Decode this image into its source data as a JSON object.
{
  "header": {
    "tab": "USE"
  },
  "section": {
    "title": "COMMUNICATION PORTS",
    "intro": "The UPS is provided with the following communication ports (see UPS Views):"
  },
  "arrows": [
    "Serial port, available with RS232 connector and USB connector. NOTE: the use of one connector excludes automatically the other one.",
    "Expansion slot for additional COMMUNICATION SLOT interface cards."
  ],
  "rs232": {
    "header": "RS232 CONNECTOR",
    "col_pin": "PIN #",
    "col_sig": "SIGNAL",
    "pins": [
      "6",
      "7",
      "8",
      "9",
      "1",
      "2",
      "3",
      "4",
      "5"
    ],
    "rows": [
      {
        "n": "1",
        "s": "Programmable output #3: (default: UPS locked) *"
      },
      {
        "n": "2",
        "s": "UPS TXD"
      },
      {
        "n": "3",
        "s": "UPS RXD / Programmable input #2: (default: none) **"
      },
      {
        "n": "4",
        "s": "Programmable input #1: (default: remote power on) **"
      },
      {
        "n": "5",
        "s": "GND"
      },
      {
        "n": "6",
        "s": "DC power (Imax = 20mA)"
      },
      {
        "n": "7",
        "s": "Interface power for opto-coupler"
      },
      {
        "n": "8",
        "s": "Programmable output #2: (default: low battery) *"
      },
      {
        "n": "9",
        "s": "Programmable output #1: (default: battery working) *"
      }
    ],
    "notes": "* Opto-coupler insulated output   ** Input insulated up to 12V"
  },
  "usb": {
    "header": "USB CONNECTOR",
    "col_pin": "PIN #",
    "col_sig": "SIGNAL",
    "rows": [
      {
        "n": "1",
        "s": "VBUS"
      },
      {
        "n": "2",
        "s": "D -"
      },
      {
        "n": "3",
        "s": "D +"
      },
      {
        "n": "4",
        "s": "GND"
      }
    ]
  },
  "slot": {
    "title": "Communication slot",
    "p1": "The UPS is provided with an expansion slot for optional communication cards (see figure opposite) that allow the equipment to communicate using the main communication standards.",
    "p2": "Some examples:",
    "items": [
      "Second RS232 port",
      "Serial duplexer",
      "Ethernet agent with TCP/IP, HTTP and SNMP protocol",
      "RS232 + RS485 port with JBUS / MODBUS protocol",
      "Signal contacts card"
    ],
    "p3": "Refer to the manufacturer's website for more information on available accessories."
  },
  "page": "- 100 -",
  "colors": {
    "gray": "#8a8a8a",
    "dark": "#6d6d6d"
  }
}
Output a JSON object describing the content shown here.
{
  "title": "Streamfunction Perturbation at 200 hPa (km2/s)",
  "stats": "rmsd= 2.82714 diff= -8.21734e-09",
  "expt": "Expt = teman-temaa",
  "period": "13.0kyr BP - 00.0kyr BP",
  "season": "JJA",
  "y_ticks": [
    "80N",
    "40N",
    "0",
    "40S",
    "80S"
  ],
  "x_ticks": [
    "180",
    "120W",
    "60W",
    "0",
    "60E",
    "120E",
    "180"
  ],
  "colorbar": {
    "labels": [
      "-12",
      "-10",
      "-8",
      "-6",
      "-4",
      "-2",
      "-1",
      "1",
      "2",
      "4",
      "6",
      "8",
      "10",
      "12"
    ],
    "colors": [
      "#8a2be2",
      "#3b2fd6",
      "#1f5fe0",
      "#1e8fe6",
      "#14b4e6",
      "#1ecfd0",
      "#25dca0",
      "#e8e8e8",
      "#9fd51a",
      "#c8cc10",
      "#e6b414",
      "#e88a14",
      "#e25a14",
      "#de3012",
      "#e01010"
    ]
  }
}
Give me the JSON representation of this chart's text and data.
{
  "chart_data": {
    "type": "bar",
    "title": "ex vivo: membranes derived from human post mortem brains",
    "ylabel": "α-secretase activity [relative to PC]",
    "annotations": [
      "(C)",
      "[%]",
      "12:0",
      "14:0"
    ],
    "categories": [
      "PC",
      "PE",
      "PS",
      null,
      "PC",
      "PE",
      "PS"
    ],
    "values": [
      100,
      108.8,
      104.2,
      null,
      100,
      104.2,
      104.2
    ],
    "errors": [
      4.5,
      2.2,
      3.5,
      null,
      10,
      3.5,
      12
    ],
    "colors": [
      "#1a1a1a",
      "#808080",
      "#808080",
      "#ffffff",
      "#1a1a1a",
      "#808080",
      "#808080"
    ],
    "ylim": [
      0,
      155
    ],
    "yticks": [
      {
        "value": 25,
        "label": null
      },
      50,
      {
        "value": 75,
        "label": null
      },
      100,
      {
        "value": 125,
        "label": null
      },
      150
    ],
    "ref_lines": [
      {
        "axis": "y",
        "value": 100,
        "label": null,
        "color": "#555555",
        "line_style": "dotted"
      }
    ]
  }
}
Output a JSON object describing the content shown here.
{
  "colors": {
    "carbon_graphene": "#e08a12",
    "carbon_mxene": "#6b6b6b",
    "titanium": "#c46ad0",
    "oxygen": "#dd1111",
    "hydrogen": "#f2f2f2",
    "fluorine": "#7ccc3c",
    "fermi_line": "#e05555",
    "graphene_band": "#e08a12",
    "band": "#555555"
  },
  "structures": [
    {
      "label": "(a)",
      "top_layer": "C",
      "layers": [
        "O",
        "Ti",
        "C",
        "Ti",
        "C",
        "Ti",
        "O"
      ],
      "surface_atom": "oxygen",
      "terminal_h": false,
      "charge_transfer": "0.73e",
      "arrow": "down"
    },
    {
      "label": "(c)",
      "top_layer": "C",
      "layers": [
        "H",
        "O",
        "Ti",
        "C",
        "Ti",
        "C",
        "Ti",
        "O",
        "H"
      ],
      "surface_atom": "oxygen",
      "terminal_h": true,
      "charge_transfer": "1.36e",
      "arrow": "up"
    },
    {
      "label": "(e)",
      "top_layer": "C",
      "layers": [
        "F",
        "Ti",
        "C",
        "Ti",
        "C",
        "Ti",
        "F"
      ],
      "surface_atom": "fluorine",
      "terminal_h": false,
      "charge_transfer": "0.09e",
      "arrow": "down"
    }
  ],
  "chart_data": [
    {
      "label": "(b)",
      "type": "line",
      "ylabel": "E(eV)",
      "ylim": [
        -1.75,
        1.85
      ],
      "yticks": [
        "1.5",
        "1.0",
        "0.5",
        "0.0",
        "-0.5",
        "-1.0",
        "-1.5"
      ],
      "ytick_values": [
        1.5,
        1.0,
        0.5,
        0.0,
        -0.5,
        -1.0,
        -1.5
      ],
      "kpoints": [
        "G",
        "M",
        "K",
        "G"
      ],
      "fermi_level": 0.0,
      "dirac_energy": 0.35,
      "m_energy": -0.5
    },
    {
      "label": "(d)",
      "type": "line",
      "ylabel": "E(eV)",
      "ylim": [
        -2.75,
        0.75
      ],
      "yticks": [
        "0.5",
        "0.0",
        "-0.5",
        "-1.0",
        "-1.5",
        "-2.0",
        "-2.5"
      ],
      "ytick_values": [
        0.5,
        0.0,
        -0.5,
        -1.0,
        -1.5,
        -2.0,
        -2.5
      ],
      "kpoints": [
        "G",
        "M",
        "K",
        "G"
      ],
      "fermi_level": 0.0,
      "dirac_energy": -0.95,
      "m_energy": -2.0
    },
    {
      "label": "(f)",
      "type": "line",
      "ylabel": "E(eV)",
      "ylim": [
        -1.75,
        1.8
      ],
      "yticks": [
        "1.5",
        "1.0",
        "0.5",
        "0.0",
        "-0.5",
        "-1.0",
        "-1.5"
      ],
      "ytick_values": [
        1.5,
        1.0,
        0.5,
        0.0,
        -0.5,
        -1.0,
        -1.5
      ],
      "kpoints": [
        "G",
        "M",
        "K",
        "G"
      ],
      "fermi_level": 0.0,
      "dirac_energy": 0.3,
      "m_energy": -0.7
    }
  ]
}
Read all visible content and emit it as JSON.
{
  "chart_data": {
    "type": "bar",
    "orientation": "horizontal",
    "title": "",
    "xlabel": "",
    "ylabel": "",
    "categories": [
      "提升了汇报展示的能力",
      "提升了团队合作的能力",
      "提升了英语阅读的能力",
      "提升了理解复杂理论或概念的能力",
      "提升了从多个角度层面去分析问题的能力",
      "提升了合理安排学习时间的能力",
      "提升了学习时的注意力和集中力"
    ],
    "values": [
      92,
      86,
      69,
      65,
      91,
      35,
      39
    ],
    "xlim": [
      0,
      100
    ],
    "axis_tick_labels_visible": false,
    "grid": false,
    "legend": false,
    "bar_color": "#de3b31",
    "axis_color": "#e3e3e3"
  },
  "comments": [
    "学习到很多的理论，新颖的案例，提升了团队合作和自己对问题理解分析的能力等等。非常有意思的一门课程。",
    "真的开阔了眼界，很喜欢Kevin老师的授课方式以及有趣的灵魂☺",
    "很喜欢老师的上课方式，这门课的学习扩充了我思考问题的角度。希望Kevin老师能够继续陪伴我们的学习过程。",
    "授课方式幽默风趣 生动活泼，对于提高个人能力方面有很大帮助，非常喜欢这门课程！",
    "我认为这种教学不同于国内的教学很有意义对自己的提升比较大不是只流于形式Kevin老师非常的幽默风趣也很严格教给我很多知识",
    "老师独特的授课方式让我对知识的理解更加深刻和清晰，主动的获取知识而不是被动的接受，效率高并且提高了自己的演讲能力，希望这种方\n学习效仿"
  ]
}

=-=-=-=-=

* **The problem**
Find the word "title" in the entries above and gather every line that holds it.

* **Response to the task**
    "title": "COMMUNICATION PORTS",
    "title": "Communication slot",
  "title": "Streamfunction Perturbation at 200 hPa (km2/s)",
    "title": "ex vivo: membranes derived from human post mortem brains",
    "title": "",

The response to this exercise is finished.